## [Record excerpts]

═══

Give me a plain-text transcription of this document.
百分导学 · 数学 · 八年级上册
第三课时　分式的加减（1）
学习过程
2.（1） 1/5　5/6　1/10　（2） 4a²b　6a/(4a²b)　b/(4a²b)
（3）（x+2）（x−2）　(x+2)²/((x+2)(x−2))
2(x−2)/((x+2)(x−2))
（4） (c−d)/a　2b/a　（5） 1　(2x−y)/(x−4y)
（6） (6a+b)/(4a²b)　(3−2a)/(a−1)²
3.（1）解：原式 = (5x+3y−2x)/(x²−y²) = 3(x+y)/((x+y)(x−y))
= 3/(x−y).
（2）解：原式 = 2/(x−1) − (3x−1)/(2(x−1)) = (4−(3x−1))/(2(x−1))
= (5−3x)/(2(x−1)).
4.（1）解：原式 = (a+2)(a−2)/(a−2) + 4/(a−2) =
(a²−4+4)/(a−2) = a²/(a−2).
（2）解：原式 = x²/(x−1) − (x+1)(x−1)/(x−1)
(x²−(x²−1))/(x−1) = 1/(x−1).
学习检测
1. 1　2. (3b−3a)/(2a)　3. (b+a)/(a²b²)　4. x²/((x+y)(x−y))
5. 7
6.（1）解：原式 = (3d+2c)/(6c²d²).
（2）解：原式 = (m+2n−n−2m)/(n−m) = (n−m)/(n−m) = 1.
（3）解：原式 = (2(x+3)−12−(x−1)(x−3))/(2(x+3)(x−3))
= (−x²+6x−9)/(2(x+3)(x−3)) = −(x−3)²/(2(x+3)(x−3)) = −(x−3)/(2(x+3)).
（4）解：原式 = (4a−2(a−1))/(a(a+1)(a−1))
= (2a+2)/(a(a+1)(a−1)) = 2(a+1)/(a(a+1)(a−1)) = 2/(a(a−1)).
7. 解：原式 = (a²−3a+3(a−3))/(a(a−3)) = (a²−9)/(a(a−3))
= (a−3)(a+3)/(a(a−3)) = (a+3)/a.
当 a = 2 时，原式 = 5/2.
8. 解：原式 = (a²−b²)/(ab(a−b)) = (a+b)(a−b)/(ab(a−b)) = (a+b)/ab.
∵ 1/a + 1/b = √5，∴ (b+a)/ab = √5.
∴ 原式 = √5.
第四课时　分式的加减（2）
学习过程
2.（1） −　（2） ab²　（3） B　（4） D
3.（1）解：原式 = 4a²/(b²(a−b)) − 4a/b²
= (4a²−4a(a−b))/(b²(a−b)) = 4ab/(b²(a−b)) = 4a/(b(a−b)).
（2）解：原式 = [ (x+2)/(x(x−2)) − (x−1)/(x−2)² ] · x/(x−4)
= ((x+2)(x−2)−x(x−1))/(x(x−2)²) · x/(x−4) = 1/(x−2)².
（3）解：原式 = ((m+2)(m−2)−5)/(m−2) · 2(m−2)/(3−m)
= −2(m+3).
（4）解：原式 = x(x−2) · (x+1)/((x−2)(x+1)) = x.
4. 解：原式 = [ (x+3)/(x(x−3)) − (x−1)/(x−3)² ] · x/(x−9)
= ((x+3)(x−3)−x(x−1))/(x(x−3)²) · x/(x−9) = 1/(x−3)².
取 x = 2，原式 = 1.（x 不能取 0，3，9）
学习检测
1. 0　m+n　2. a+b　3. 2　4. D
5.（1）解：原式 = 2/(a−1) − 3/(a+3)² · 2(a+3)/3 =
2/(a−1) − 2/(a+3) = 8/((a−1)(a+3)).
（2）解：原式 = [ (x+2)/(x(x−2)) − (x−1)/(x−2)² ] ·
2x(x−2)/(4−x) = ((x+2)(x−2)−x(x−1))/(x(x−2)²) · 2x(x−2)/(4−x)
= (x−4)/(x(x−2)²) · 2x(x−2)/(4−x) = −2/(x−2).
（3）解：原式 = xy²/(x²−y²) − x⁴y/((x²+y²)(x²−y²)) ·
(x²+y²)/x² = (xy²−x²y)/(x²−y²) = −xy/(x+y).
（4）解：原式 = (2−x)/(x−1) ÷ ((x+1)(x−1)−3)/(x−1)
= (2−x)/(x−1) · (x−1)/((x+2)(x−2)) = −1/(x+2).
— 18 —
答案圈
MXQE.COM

═══

## [Job]
Without omitting anything, output the entries exactly.

## [Result of the exercise]
Give me a plain-text transcription of this document.
百分导学 · 数学 · 八年级上册
第三课时　分式的加减（1）
学习过程
2.（1） 1/5　5/6　1/10　（2） 4a²b　6a/(4a²b)　b/(4a²b)
（3）（x+2）（x−2）　(x+2)²/((x+2)(x−2))
2(x−2)/((x+2)(x−2))
（4） (c−d)/a　2b/a　（5） 1　(2x−y)/(x−4y)
（6） (6a+b)/(4a²b)　(3−2a)/(a−1)²
3.（1）解：原式 = (5x+3y−2x)/(x²−y²) = 3(x+y)/((x+y)(x−y))
= 3/(x−y).
（2）解：原式 = 2/(x−1) − (3x−1)/(2(x−1)) = (4−(3x−1))/(2(x−1))
= (5−3x)/(2(x−1)).
4.（1）解：原式 = (a+2)(a−2)/(a−2) + 4/(a−2) =
(a²−4+4)/(a−2) = a²/(a−2).
（2）解：原式 = x²/(x−1) − (x+1)(x−1)/(x−1)
(x²−(x²−1))/(x−1) = 1/(x−1).
学习检测
1. 1　2. (3b−3a)/(2a)　3. (b+a)/(a²b²)　4. x²/((x+y)(x−y))
5. 7
6.（1）解：原式 = (3d+2c)/(6c²d²).
（2）解：原式 = (m+2n−n−2m)/(n−m) = (n−m)/(n−m) = 1.
（3）解：原式 = (2(x+3)−12−(x−1)(x−3))/(2(x+3)(x−3))
= (−x²+6x−9)/(2(x+3)(x−3)) = −(x−3)²/(2(x+3)(x−3)) = −(x−3)/(2(x+3)).
（4）解：原式 = (4a−2(a−1))/(a(a+1)(a−1))
= (2a+2)/(a(a+1)(a−1)) = 2(a+1)/(a(a+1)(a−1)) = 2/(a(a−1)).
7. 解：原式 = (a²−3a+3(a−3))/(a(a−3)) = (a²−9)/(a(a−3))
= (a−3)(a+3)/(a(a−3)) = (a+3)/a.
当 a = 2 时，原式 = 5/2.
8. 解：原式 = (a²−b²)/(ab(a−b)) = (a+b)(a−b)/(ab(a−b)) = (a+b)/ab.
∵ 1/a + 1/b = √5，∴ (b+a)/ab = √5.
∴ 原式 = √5.
第四课时　分式的加减（2）
学习过程
2.（1） −　（2） ab²　（3） B　（4） D
3.（1）解：原式 = 4a²/(b²(a−b)) − 4a/b²
= (4a²−4a(a−b))/(b²(a−b)) = 4ab/(b²(a−b)) = 4a/(b(a−b)).
（2）解：原式 = [ (x+2)/(x(x−2)) − (x−1)/(x−2)² ] · x/(x−4)
= ((x+2)(x−2)−x(x−1))/(x(x−2)²) · x/(x−4) = 1/(x−2)².
（3）解：原式 = ((m+2)(m−2)−5)/(m−2) · 2(m−2)/(3−m)
= −2(m+3).
（4）解：原式 = x(x−2) · (x+1)/((x−2)(x+1)) = x.
4. 解：原式 = [ (x+3)/(x(x−3)) − (x−1)/(x−3)² ] · x/(x−9)
= ((x+3)(x−3)−x(x−1))/(x(x−3)²) · x/(x−9) = 1/(x−3)².
取 x = 2，原式 = 1.（x 不能取 0，3，9）
学习检测
1. 0　m+n　2. a+b　3. 2　4. D
5.（1）解：原式 = 2/(a−1) − 3/(a+3)² · 2(a+3)/3 =
2/(a−1) − 2/(a+3) = 8/((a−1)(a+3)).
（2）解：原式 = [ (x+2)/(x(x−2)) − (x−1)/(x−2)² ] ·
2x(x−2)/(4−x) = ((x+2)(x−2)−x(x−1))/(x(x−2)²) · 2x(x−2)/(4−x)
= (x−4)/(x(x−2)²) · 2x(x−2)/(4−x) = −2/(x−2).
（3）解：原式 = xy²/(x²−y²) − x⁴y/((x²+y²)(x²−y²)) ·
(x²+y²)/x² = (xy²−x²y)/(x²−y²) = −xy/(x+y).
（4）解：原式 = (2−x)/(x−1) ÷ ((x+1)(x−1)−3)/(x−1)
= (2−x)/(x−1) · (x−1)/((x+2)(x−2)) = −1/(x+2).
— 18 —
答案圈
MXQE.COM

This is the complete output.